[Stored data]
-------------------------

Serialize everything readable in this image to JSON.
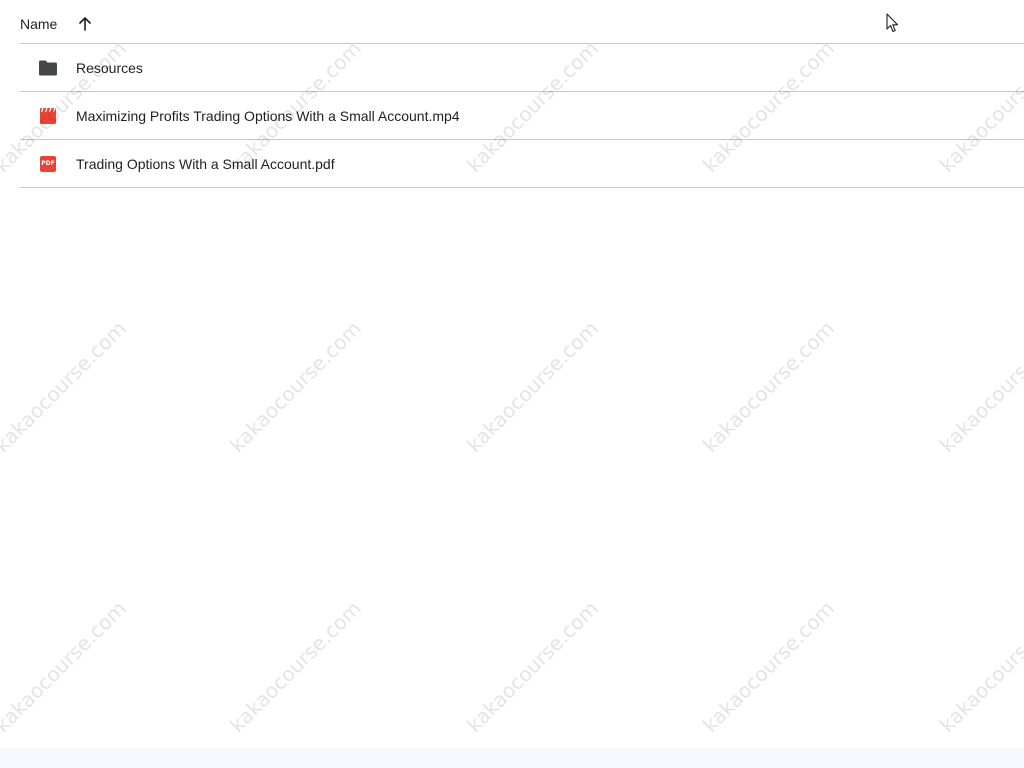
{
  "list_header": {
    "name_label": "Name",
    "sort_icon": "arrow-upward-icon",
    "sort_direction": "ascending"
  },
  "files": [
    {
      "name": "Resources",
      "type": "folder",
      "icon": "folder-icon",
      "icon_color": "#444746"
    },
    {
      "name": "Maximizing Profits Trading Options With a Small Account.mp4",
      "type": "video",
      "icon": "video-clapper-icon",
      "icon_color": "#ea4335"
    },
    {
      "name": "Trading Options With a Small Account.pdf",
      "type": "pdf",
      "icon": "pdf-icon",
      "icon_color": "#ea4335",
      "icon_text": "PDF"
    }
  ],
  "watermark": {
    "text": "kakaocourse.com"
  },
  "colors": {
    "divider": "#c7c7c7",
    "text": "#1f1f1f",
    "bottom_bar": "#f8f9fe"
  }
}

-------------------------

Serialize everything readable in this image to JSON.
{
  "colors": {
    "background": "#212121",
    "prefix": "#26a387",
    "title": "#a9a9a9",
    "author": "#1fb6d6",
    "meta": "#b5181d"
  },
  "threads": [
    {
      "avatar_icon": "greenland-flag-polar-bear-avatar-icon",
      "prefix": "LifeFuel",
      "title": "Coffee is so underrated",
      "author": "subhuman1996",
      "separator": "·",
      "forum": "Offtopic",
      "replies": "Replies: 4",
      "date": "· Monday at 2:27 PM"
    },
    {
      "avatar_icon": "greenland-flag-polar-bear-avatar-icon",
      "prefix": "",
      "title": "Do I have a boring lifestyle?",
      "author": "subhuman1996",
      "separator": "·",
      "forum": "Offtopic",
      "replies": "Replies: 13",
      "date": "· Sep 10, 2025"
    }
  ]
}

-------------------------

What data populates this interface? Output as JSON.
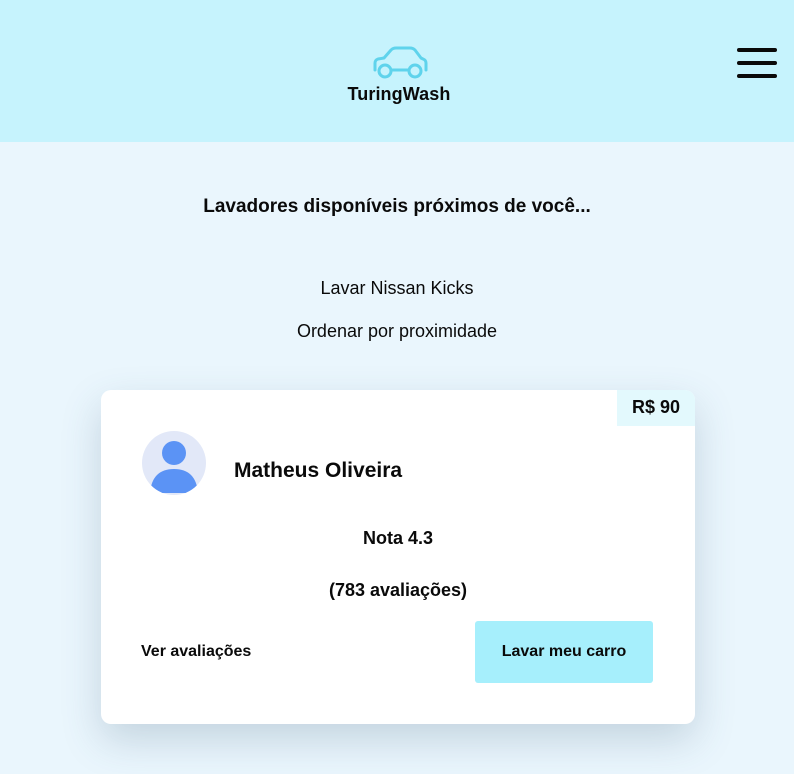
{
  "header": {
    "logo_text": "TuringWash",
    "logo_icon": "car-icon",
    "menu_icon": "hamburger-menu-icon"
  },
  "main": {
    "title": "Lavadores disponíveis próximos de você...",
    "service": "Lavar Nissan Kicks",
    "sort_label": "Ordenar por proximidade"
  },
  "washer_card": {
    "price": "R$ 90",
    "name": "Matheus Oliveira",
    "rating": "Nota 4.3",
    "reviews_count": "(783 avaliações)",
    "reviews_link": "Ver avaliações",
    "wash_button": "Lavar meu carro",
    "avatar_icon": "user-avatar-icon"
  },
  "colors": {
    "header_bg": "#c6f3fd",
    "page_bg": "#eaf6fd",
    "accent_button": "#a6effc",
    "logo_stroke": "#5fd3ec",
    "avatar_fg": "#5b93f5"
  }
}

-------------------------

▸ **Task to complete**: Pull out every line containing "Trading".

▸ **Result for this exercise**:
      "name": "Maximizing Profits Trading Options With a Small Account.mp4",
      "name": "Trading Options With a Small Account.pdf",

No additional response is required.